** start of Records for the exercise **

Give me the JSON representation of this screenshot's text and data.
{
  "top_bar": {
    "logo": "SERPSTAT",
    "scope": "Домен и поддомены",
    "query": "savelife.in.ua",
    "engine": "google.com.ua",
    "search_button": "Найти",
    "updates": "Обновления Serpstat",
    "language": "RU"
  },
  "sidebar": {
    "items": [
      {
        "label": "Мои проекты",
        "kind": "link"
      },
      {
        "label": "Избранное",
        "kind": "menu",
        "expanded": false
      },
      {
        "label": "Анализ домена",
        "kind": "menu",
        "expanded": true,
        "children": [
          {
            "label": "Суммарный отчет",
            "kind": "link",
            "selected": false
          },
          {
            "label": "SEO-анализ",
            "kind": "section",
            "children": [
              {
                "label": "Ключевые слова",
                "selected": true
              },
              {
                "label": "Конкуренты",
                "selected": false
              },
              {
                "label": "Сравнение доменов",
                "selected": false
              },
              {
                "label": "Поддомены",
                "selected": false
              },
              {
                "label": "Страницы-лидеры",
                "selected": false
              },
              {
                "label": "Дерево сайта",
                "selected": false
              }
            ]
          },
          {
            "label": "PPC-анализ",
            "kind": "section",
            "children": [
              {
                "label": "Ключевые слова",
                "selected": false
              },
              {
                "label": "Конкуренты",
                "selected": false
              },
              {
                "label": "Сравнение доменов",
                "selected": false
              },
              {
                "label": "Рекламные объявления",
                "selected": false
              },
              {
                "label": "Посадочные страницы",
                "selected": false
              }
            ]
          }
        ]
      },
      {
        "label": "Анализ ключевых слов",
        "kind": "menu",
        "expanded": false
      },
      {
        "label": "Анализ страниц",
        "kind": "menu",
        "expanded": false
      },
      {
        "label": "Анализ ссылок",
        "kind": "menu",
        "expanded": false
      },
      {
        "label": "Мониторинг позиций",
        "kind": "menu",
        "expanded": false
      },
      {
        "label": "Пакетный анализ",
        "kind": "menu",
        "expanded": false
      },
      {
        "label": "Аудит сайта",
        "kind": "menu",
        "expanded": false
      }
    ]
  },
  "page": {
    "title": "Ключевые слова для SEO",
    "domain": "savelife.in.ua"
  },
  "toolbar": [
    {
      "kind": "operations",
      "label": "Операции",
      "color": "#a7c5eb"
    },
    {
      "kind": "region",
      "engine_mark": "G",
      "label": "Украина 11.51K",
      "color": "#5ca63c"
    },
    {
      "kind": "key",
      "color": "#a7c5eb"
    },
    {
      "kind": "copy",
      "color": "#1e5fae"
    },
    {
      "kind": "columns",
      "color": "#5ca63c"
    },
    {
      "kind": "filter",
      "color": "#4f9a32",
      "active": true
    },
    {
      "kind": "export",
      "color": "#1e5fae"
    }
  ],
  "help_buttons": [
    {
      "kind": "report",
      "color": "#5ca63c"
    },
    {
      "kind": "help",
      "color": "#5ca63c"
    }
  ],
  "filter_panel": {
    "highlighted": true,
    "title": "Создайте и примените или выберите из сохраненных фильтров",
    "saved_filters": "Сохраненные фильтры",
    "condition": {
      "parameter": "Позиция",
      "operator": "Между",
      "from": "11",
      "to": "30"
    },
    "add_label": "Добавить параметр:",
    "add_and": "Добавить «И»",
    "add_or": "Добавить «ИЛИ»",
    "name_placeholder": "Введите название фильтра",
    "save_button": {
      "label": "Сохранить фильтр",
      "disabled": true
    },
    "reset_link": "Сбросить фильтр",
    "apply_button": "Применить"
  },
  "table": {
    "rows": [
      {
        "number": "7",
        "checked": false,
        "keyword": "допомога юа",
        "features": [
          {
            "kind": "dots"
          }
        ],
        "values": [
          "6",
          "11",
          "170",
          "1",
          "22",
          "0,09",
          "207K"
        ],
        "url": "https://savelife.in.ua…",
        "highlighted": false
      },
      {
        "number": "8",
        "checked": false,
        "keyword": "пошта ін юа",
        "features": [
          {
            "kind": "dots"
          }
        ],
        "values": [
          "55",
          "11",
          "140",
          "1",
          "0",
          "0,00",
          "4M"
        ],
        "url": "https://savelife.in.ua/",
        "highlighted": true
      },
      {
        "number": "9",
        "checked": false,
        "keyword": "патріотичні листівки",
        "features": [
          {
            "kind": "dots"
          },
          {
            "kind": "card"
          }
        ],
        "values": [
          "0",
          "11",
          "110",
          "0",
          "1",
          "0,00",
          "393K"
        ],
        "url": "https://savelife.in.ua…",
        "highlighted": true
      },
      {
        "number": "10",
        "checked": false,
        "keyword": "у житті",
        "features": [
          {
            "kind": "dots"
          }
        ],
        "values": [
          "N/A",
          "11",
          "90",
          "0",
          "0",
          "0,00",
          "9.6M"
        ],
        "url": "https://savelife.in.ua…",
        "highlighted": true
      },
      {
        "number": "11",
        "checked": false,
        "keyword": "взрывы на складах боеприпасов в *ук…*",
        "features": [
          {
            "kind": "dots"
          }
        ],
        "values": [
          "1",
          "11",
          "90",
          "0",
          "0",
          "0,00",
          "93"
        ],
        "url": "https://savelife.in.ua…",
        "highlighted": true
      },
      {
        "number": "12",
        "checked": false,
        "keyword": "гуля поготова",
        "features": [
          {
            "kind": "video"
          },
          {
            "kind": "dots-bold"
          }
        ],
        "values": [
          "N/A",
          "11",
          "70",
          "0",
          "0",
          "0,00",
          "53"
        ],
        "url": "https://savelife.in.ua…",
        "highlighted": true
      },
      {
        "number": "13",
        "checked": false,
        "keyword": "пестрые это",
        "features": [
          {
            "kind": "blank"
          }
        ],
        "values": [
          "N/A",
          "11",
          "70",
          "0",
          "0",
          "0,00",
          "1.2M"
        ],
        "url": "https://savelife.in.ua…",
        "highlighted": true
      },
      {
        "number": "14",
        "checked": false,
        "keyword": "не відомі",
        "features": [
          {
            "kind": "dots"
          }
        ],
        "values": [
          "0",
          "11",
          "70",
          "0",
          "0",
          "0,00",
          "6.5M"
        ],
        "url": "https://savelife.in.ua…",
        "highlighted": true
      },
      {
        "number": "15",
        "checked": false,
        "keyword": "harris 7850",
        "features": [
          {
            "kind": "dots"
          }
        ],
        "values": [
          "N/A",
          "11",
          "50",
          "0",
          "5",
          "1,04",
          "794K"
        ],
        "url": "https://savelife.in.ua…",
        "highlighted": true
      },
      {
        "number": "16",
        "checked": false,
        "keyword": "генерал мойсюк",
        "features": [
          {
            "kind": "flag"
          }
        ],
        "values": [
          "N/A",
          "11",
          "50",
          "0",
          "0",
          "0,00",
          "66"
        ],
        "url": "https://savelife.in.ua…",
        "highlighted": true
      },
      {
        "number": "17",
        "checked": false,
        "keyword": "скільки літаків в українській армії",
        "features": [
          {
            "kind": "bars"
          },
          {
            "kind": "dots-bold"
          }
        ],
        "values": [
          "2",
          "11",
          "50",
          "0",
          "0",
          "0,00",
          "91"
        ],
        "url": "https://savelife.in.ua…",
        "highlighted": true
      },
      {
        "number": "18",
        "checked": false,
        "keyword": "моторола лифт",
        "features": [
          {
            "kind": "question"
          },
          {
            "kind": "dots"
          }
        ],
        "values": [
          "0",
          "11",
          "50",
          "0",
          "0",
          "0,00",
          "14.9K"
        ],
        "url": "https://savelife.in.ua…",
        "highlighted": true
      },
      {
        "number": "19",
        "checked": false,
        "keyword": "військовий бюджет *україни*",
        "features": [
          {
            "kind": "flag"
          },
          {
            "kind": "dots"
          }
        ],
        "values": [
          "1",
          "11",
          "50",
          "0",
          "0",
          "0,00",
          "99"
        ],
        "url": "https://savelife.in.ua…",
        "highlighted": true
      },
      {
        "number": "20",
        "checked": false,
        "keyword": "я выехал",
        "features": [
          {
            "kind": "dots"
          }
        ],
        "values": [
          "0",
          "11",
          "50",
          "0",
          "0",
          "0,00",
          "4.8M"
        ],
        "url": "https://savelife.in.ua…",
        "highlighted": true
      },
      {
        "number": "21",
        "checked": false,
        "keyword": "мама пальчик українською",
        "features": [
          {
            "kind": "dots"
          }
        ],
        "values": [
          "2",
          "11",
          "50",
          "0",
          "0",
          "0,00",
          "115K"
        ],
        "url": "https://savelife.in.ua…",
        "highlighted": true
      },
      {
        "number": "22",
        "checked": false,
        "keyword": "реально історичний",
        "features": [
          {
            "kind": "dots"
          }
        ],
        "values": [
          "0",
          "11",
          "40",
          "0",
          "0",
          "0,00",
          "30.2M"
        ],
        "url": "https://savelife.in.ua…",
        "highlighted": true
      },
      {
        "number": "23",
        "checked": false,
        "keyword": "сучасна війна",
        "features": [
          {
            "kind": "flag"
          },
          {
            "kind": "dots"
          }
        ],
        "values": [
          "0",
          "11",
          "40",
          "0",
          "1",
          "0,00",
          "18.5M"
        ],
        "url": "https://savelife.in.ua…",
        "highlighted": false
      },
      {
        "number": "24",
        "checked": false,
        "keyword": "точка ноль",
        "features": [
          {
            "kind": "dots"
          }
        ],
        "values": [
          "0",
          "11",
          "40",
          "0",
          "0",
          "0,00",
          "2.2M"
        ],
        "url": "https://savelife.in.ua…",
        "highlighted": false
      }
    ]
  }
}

** end of Records for the exercise **

▶ _Task details_:
Of the lines above, copy each that contains "title".

▶ _Correct answer_:
    "title": "Ключевые слова для SEO",
    "title": "Создайте и примените или выберите из сохраненных фильтров",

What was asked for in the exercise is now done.